(Figure contents as structured data)
= = = =

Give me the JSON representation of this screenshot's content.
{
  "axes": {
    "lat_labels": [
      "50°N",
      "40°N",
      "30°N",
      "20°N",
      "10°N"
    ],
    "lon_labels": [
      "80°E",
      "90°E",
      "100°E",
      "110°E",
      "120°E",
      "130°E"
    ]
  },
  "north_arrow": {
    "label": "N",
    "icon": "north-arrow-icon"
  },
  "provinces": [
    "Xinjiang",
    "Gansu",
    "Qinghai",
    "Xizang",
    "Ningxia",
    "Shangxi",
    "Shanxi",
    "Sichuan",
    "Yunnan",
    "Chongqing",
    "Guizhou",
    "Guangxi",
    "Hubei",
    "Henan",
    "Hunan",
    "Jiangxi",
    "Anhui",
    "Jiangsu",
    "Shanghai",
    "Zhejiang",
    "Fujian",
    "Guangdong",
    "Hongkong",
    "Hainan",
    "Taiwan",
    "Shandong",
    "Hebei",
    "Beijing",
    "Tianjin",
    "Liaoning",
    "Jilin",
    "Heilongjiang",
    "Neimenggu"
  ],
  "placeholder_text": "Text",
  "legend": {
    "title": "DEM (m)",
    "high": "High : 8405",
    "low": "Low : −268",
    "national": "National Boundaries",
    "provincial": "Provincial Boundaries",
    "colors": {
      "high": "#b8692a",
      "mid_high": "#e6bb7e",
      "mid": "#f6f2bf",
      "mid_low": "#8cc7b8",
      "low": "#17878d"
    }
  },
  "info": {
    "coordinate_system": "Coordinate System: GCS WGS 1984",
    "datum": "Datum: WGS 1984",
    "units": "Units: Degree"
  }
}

= = = =

§ Set exercise
Compute how many lines include the string "Boundaries", then give that number by itself.

§ Output of the task
2